── Page extract ──

Identity management in an unequal world

When talking with Brad Templeton at Supernova, he put perfectly the misgivings about even the best of the digital ID systems that I’ve been trying to express for years. In The Paradox of Identity Management, Brad says, “If you make something easy to do, it will be done more often.” Thus:

The easier it is to give somebody ID information, the more often it will be done. And the easier it is to give ID information, the more palatable it is to ask for, or demand it.

Because it’s easier, more merchants will ask it of us. We will thus give away more and more personal information.

Brad goes on to connect this with fears about how this technology might be (= will be) used by tyrannies.

I continue to believe that we are best off addressing the identity problems locally, at the edges, rather than by putting in place a new layer or infrastructure. Let sites continue to design their own solutions to their own problems. If the credit card companies need stronger authentication, then let them handle it. If you want single sign-in, then get yourself a password manager like RoboForm. There are just too many unintended consequences of monkeying with something as basic as identity. And we should be especially concerned that the demand for identity management is coming mainly top down, not bottom up.

───

In the identity management post, condense the paragraph that begins "I continue to believe" into a short bulleted list that keeps its main points. The items after this come from a separate source.

── Data extract ──

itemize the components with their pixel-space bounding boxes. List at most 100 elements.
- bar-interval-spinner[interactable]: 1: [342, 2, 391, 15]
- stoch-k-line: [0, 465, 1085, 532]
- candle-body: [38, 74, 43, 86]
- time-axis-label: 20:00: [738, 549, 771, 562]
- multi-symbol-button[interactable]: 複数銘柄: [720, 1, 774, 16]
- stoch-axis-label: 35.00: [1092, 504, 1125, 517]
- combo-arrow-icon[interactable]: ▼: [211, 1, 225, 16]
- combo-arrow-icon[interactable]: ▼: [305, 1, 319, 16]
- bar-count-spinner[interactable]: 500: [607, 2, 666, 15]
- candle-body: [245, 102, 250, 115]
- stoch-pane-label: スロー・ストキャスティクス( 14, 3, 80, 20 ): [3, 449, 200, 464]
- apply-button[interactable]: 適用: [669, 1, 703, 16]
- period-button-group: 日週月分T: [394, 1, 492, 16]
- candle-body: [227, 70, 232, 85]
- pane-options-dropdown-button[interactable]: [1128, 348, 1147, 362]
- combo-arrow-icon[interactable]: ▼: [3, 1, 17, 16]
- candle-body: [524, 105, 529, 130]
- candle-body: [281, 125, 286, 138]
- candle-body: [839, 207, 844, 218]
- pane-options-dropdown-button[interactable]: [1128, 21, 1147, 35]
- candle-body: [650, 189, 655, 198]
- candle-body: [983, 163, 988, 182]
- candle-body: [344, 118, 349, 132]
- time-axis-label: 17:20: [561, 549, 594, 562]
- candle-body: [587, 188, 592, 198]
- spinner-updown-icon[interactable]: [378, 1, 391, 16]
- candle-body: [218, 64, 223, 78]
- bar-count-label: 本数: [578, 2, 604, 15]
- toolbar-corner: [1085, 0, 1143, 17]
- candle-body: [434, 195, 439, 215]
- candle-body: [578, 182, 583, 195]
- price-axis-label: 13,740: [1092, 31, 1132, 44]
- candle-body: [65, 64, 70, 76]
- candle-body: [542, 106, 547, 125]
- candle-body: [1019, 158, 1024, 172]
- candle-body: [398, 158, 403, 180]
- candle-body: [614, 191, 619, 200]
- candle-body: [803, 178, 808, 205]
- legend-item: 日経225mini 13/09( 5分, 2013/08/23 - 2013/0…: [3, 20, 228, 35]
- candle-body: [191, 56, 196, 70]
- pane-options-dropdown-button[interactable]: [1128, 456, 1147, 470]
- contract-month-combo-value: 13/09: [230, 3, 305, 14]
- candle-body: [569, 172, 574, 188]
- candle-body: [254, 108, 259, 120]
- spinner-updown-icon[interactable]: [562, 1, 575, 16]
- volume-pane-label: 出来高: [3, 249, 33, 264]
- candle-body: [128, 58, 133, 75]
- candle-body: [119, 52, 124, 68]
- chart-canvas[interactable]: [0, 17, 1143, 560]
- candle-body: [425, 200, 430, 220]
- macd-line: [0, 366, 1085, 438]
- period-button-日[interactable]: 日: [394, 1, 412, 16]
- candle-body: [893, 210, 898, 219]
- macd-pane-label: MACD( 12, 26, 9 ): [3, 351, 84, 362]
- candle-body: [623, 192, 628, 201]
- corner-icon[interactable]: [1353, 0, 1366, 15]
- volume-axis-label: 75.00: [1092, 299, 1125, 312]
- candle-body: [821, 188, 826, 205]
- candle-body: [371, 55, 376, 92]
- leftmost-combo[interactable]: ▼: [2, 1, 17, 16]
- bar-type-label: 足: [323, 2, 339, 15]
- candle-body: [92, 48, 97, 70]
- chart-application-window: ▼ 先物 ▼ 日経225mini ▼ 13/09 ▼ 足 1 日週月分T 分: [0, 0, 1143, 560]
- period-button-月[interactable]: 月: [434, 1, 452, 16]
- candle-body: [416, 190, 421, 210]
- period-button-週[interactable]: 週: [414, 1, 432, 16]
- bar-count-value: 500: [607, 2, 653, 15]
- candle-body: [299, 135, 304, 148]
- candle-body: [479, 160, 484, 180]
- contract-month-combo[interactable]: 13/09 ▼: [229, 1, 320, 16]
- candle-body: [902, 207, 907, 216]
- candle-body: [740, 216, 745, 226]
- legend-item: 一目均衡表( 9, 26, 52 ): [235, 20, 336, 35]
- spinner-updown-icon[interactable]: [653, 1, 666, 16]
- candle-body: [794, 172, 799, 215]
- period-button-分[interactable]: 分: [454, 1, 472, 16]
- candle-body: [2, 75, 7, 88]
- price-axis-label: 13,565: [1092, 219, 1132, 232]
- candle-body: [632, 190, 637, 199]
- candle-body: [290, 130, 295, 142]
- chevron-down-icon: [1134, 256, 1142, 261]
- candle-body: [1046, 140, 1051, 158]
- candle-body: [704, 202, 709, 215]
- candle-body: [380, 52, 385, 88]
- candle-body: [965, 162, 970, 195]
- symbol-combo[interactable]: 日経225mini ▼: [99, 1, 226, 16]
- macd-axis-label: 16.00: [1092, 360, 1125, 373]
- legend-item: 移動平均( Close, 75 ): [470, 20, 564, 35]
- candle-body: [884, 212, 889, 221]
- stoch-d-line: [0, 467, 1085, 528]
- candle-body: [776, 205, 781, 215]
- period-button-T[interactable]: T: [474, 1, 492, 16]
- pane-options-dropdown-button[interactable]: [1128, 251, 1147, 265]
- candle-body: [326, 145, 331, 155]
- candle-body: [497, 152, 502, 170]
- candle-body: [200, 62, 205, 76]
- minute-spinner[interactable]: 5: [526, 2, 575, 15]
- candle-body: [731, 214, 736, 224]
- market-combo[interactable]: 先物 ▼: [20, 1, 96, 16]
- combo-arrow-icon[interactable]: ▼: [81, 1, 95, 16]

───

> [Task result]
- Identity problems are best handled locally, at the edges, not through a new layer or infrastructure.
- Sites should keep designing their own solutions to their own problems.
- Credit card companies that need stronger authentication should handle it themselves.
- Anyone who wants single sign-in can get a password manager such as RoboForm.
- Tampering with something as basic as identity has too many unintended consequences.
- It is especially concerning that demand for identity management comes mainly from the top down, not the bottom up.